Word for word, print each line of the listing below; pictures stay out.
>>>
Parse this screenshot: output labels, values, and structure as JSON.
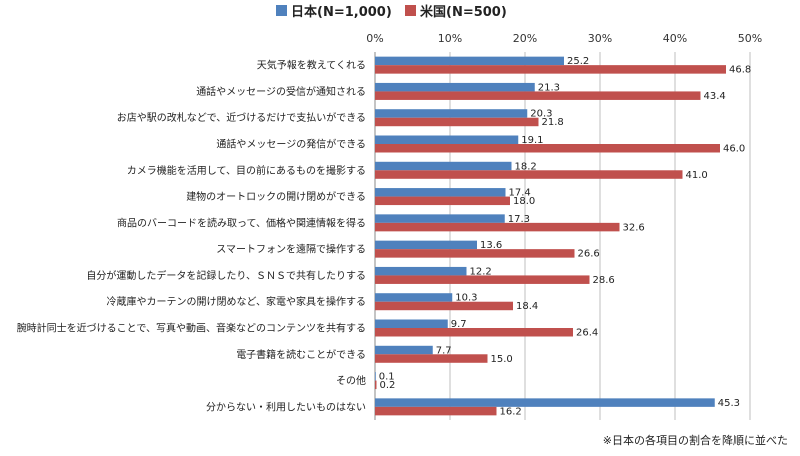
{
  "chart_data": {
    "type": "bar",
    "orientation": "horizontal",
    "categories": [
      "天気予報を教えてくれる",
      "通話やメッセージの受信が通知される",
      "お店や駅の改札などで、近づけるだけで支払いができる",
      "通話やメッセージの発信ができる",
      "カメラ機能を活用して、目の前にあるものを撮影する",
      "建物のオートロックの開け閉めができる",
      "商品のバーコードを読み取って、価格や関連情報を得る",
      "スマートフォンを遠隔で操作する",
      "自分が運動したデータを記録したり、ＳＮＳで共有したりする",
      "冷蔵庫やカーテンの開け閉めなど、家電や家具を操作する",
      "腕時計同士を近づけることで、写真や動画、音楽などのコンテンツを共有する",
      "電子書籍を読むことができる",
      "その他",
      "分からない・利用したいものはない"
    ],
    "series": [
      {
        "name": "日本(N=1,000)",
        "color": "#4F81BD",
        "values": [
          25.2,
          21.3,
          20.3,
          19.1,
          18.2,
          17.4,
          17.3,
          13.6,
          12.2,
          10.3,
          9.7,
          7.7,
          0.1,
          45.3
        ],
        "labels": [
          "25.2",
          "21.3",
          "20.3",
          "19.1",
          "18.2",
          "17.4",
          "17.3",
          "13.6",
          "12.2",
          "10.3",
          "9.7",
          "7.7",
          "0.1",
          "45.3"
        ]
      },
      {
        "name": "米国(N=500)",
        "color": "#C0504D",
        "values": [
          46.8,
          43.4,
          21.8,
          46.0,
          41.0,
          18.0,
          32.6,
          26.6,
          28.6,
          18.4,
          26.4,
          15.0,
          0.2,
          16.2
        ],
        "labels": [
          "46.8",
          "43.4",
          "21.8",
          "46.0",
          "41.0",
          "18.0",
          "32.6",
          "26.6",
          "28.6",
          "18.4",
          "26.4",
          "15.0",
          "0.2",
          "16.2"
        ]
      }
    ],
    "xlim": [
      0,
      50
    ],
    "ticks": [
      "0%",
      "10%",
      "20%",
      "30%",
      "40%",
      "50%"
    ],
    "legend_position": "top",
    "grid": true,
    "gridline_color": "#bfbfbf"
  },
  "note": "※日本の各項目の割合を降順に並べた"
}
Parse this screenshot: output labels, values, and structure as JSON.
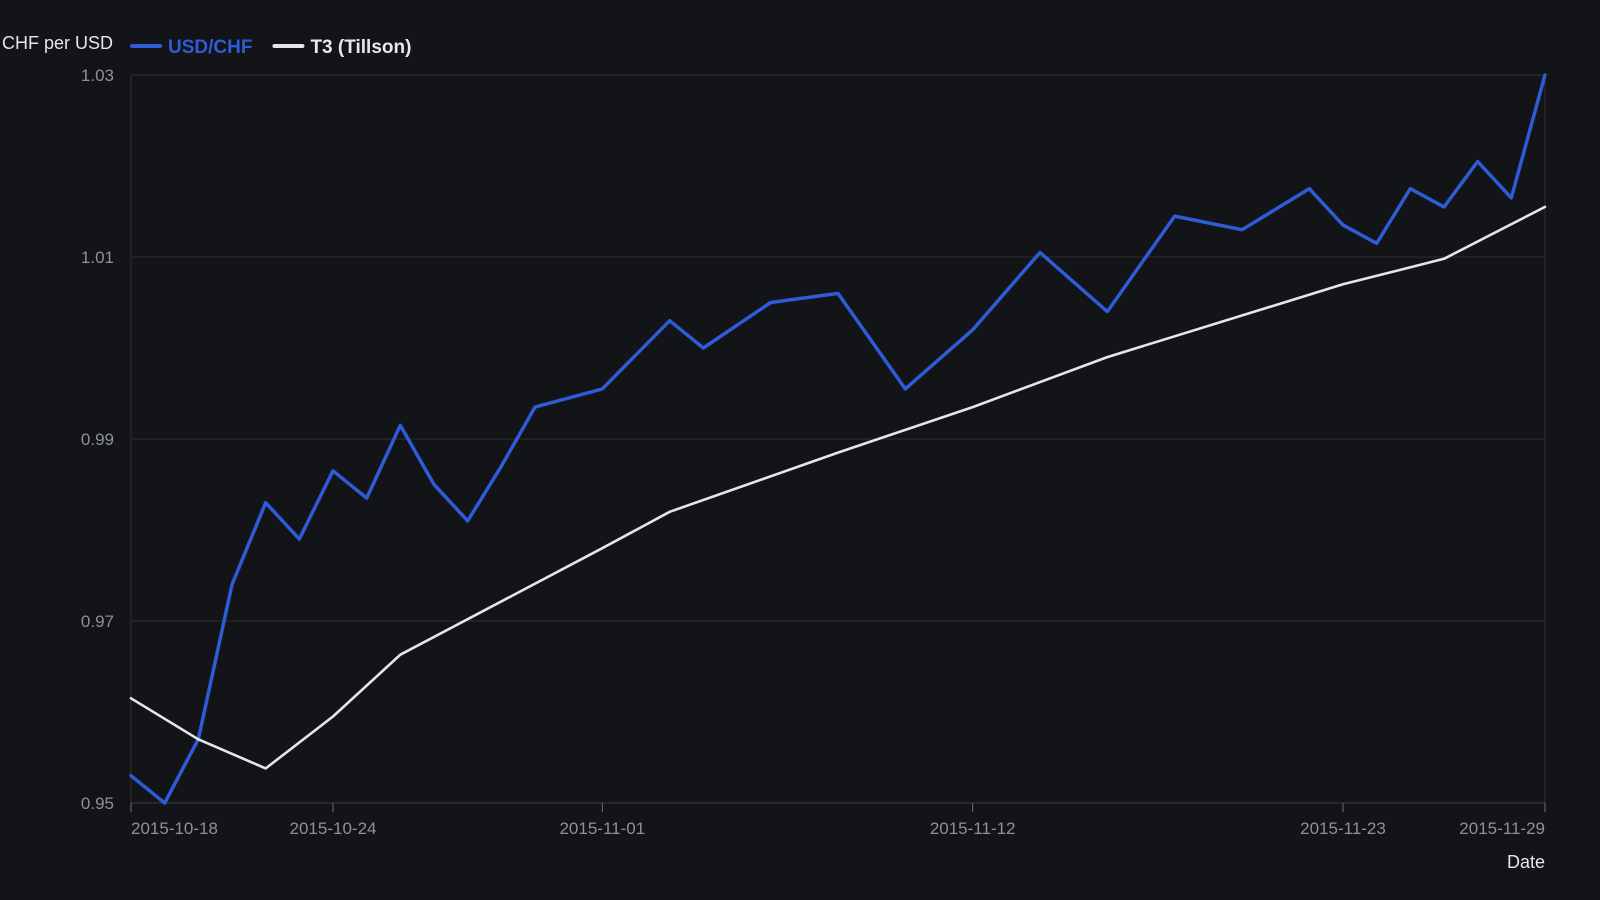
{
  "chart_data": {
    "type": "line",
    "ylabel": "CHF per USD",
    "xlabel": "Date",
    "ylim": [
      0.95,
      1.03
    ],
    "y_ticks": [
      "0.95",
      "0.97",
      "0.99",
      "1.01",
      "1.03"
    ],
    "x_ticks": [
      "2015-10-18",
      "2015-10-24",
      "2015-11-01",
      "2015-11-12",
      "2015-11-23",
      "2015-11-29"
    ],
    "grid": true,
    "legend_position": "top-left",
    "x": [
      "2015-10-18",
      "2015-10-19",
      "2015-10-20",
      "2015-10-21",
      "2015-10-22",
      "2015-10-23",
      "2015-10-24",
      "2015-10-25",
      "2015-10-26",
      "2015-10-27",
      "2015-10-28",
      "2015-10-29",
      "2015-10-30",
      "2015-10-31",
      "2015-11-01",
      "2015-11-02",
      "2015-11-03",
      "2015-11-04",
      "2015-11-05",
      "2015-11-06",
      "2015-11-07",
      "2015-11-08",
      "2015-11-09",
      "2015-11-10",
      "2015-11-11",
      "2015-11-12",
      "2015-11-13",
      "2015-11-14",
      "2015-11-15",
      "2015-11-16",
      "2015-11-17",
      "2015-11-18",
      "2015-11-19",
      "2015-11-20",
      "2015-11-21",
      "2015-11-22",
      "2015-11-23",
      "2015-11-24",
      "2015-11-25",
      "2015-11-26",
      "2015-11-27",
      "2015-11-28",
      "2015-11-29"
    ],
    "series": [
      {
        "name": "USD/CHF",
        "color": "#2e5bd6",
        "values": [
          0.953,
          0.95,
          0.957,
          0.974,
          0.983,
          0.979,
          0.9865,
          0.9835,
          0.9915,
          0.985,
          0.981,
          0.987,
          0.9935,
          null,
          0.9955,
          null,
          1.003,
          1.0,
          null,
          1.005,
          null,
          1.006,
          null,
          0.9955,
          null,
          1.002,
          null,
          1.0105,
          null,
          1.004,
          null,
          1.0145,
          null,
          1.013,
          null,
          1.0175,
          1.0135,
          1.0115,
          1.0175,
          1.0155,
          1.0205,
          1.0165,
          1.03
        ]
      },
      {
        "name": "T3 (Tillson)",
        "color": "#e6e6e6",
        "values": [
          0.9615,
          null,
          0.957,
          null,
          0.9538,
          null,
          0.9595,
          null,
          0.9663,
          null,
          null,
          null,
          null,
          null,
          0.978,
          null,
          0.982,
          null,
          null,
          null,
          null,
          0.9885,
          null,
          null,
          null,
          0.9935,
          null,
          null,
          null,
          0.999,
          null,
          null,
          null,
          null,
          null,
          null,
          1.007,
          null,
          null,
          1.0098,
          null,
          null,
          1.0155
        ]
      }
    ]
  }
}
<<<
» **Complete answer**:
Parse this screenshot: output labels, values, and structure as JSON.
{
  "chart_data": {
    "type": "bar",
    "orientation": "horizontal",
    "categories": [
      "天気予報を教えてくれる",
      "通話やメッセージの受信が通知される",
      "お店や駅の改札などで、近づけるだけで支払いができる",
      "通話やメッセージの発信ができる",
      "カメラ機能を活用して、目の前にあるものを撮影する",
      "建物のオートロックの開け閉めができる",
      "商品のバーコードを読み取って、価格や関連情報を得る",
      "スマートフォンを遠隔で操作する",
      "自分が運動したデータを記録したり、ＳＮＳで共有したりする",
      "冷蔵庫やカーテンの開け閉めなど、家電や家具を操作する",
      "腕時計同士を近づけることで、写真や動画、音楽などのコンテンツを共有する",
      "電子書籍を読むことができる",
      "その他",
      "分からない・利用したいものはない"
    ],
    "series": [
      {
        "name": "日本(N=1,000)",
        "color": "#4F81BD",
        "values": [
          25.2,
          21.3,
          20.3,
          19.1,
          18.2,
          17.4,
          17.3,
          13.6,
          12.2,
          10.3,
          9.7,
          7.7,
          0.1,
          45.3
        ],
        "labels": [
          "25.2",
          "21.3",
          "20.3",
          "19.1",
          "18.2",
          "17.4",
          "17.3",
          "13.6",
          "12.2",
          "10.3",
          "9.7",
          "7.7",
          "0.1",
          "45.3"
        ]
      },
      {
        "name": "米国(N=500)",
        "color": "#C0504D",
        "values": [
          46.8,
          43.4,
          21.8,
          46.0,
          41.0,
          18.0,
          32.6,
          26.6,
          28.6,
          18.4,
          26.4,
          15.0,
          0.2,
          16.2
        ],
        "labels": [
          "46.8",
          "43.4",
          "21.8",
          "46.0",
          "41.0",
          "18.0",
          "32.6",
          "26.6",
          "28.6",
          "18.4",
          "26.4",
          "15.0",
          "0.2",
          "16.2"
        ]
      }
    ],
    "xlim": [
      0,
      50
    ],
    "ticks": [
      "0%",
      "10%",
      "20%",
      "30%",
      "40%",
      "50%"
    ],
    "legend_position": "top",
    "grid": true,
    "gridline_color": "#bfbfbf"
  },
  "note": "※日本の各項目の割合を降順に並べた"
}
Parse this screenshot: output labels, values, and structure as JSON.
{
  "chart_data": {
    "type": "line",
    "ylabel": "CHF per USD",
    "xlabel": "Date",
    "ylim": [
      0.95,
      1.03
    ],
    "y_ticks": [
      "0.95",
      "0.97",
      "0.99",
      "1.01",
      "1.03"
    ],
    "x_ticks": [
      "2015-10-18",
      "2015-10-24",
      "2015-11-01",
      "2015-11-12",
      "2015-11-23",
      "2015-11-29"
    ],
    "grid": true,
    "legend_position": "top-left",
    "x": [
      "2015-10-18",
      "2015-10-19",
      "2015-10-20",
      "2015-10-21",
      "2015-10-22",
      "2015-10-23",
      "2015-10-24",
      "2015-10-25",
      "2015-10-26",
      "2015-10-27",
      "2015-10-28",
      "2015-10-29",
      "2015-10-30",
      "2015-10-31",
      "2015-11-01",
      "2015-11-02",
      "2015-11-03",
      "2015-11-04",
      "2015-11-05",
      "2015-11-06",
      "2015-11-07",
      "2015-11-08",
      "2015-11-09",
      "2015-11-10",
      "2015-11-11",
      "2015-11-12",
      "2015-11-13",
      "2015-11-14",
      "2015-11-15",
      "2015-11-16",
      "2015-11-17",
      "2015-11-18",
      "2015-11-19",
      "2015-11-20",
      "2015-11-21",
      "2015-11-22",
      "2015-11-23",
      "2015-11-24",
      "2015-11-25",
      "2015-11-26",
      "2015-11-27",
      "2015-11-28",
      "2015-11-29"
    ],
    "series": [
      {
        "name": "USD/CHF",
        "color": "#2e5bd6",
        "values": [
          0.953,
          0.95,
          0.957,
          0.974,
          0.983,
          0.979,
          0.9865,
          0.9835,
          0.9915,
          0.985,
          0.981,
          0.987,
          0.9935,
          null,
          0.9955,
          null,
          1.003,
          1.0,
          null,
          1.005,
          null,
          1.006,
          null,
          0.9955,
          null,
          1.002,
          null,
          1.0105,
          null,
          1.004,
          null,
          1.0145,
          null,
          1.013,
          null,
          1.0175,
          1.0135,
          1.0115,
          1.0175,
          1.0155,
          1.0205,
          1.0165,
          1.03
        ]
      },
      {
        "name": "T3 (Tillson)",
        "color": "#e6e6e6",
        "values": [
          0.9615,
          null,
          0.957,
          null,
          0.9538,
          null,
          0.9595,
          null,
          0.9663,
          null,
          null,
          null,
          null,
          null,
          0.978,
          null,
          0.982,
          null,
          null,
          null,
          null,
          0.9885,
          null,
          null,
          null,
          0.9935,
          null,
          null,
          null,
          0.999,
          null,
          null,
          null,
          null,
          null,
          null,
          1.007,
          null,
          null,
          1.0098,
          null,
          null,
          1.0155
        ]
      }
    ]
  }
}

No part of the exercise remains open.